↓↓↓

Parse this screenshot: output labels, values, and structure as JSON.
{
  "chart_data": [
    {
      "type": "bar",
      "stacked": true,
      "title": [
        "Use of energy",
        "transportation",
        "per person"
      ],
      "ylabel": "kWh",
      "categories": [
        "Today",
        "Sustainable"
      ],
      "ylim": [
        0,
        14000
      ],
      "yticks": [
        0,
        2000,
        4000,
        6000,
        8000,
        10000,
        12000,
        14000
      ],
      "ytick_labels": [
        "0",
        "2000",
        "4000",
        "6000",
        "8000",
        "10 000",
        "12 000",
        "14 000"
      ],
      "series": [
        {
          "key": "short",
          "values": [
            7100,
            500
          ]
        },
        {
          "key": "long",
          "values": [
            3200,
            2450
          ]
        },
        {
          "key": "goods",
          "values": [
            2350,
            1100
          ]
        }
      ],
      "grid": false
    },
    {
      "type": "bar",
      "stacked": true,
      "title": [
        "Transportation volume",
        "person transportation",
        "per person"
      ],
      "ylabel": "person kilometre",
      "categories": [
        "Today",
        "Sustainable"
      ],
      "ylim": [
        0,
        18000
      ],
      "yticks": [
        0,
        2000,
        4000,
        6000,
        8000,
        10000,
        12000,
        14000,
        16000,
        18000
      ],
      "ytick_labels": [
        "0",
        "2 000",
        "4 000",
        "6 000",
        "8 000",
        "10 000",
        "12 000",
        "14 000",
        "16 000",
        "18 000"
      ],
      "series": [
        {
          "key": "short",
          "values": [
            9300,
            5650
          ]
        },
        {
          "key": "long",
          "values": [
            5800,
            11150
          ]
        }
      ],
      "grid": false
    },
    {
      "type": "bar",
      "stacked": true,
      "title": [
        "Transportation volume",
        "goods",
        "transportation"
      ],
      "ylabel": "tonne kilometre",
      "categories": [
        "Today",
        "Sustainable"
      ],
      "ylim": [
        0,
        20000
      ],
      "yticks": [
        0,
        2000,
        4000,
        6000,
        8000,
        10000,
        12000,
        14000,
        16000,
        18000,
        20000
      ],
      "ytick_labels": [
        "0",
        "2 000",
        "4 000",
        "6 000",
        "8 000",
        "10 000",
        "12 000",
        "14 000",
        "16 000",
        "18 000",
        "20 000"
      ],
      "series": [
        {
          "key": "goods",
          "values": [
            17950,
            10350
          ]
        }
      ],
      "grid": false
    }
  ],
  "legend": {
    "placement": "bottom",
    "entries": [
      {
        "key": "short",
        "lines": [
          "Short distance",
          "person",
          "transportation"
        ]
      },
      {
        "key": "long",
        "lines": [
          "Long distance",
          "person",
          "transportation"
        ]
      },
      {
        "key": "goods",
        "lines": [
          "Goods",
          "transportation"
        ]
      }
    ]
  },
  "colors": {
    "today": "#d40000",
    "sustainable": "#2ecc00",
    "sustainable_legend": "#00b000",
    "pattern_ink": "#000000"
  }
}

↑↑↑

## GIVEN EXERCISE
Each record should come back exactly as written.

## TASK RESPONSE
Parse this screenshot: output labels, values, and structure as JSON.
{
  "chart_data": [
    {
      "type": "bar",
      "stacked": true,
      "title": [
        "Use of energy",
        "transportation",
        "per person"
      ],
      "ylabel": "kWh",
      "categories": [
        "Today",
        "Sustainable"
      ],
      "ylim": [
        0,
        14000
      ],
      "yticks": [
        0,
        2000,
        4000,
        6000,
        8000,
        10000,
        12000,
        14000
      ],
      "ytick_labels": [
        "0",
        "2000",
        "4000",
        "6000",
        "8000",
        "10 000",
        "12 000",
        "14 000"
      ],
      "series": [
        {
          "key": "short",
          "values": [
            7100,
            500
          ]
        },
        {
          "key": "long",
          "values": [
            3200,
            2450
          ]
        },
        {
          "key": "goods",
          "values": [
            2350,
            1100
          ]
        }
      ],
      "grid": false
    },
    {
      "type": "bar",
      "stacked": true,
      "title": [
        "Transportation volume",
        "person transportation",
        "per person"
      ],
      "ylabel": "person kilometre",
      "categories": [
        "Today",
        "Sustainable"
      ],
      "ylim": [
        0,
        18000
      ],
      "yticks": [
        0,
        2000,
        4000,
        6000,
        8000,
        10000,
        12000,
        14000,
        16000,
        18000
      ],
      "ytick_labels": [
        "0",
        "2 000",
        "4 000",
        "6 000",
        "8 000",
        "10 000",
        "12 000",
        "14 000",
        "16 000",
        "18 000"
      ],
      "series": [
        {
          "key": "short",
          "values": [
            9300,
            5650
          ]
        },
        {
          "key": "long",
          "values": [
            5800,
            11150
          ]
        }
      ],
      "grid": false
    },
    {
      "type": "bar",
      "stacked": true,
      "title": [
        "Transportation volume",
        "goods",
        "transportation"
      ],
      "ylabel": "tonne kilometre",
      "categories": [
        "Today",
        "Sustainable"
      ],
      "ylim": [
        0,
        20000
      ],
      "yticks": [
        0,
        2000,
        4000,
        6000,
        8000,
        10000,
        12000,
        14000,
        16000,
        18000,
        20000
      ],
      "ytick_labels": [
        "0",
        "2 000",
        "4 000",
        "6 000",
        "8 000",
        "10 000",
        "12 000",
        "14 000",
        "16 000",
        "18 000",
        "20 000"
      ],
      "series": [
        {
          "key": "goods",
          "values": [
            17950,
            10350
          ]
        }
      ],
      "grid": false
    }
  ],
  "legend": {
    "placement": "bottom",
    "entries": [
      {
        "key": "short",
        "lines": [
          "Short distance",
          "person",
          "transportation"
        ]
      },
      {
        "key": "long",
        "lines": [
          "Long distance",
          "person",
          "transportation"
        ]
      },
      {
        "key": "goods",
        "lines": [
          "Goods",
          "transportation"
        ]
      }
    ]
  },
  "colors": {
    "today": "#d40000",
    "sustainable": "#2ecc00",
    "sustainable_legend": "#00b000",
    "pattern_ink": "#000000"
  }
}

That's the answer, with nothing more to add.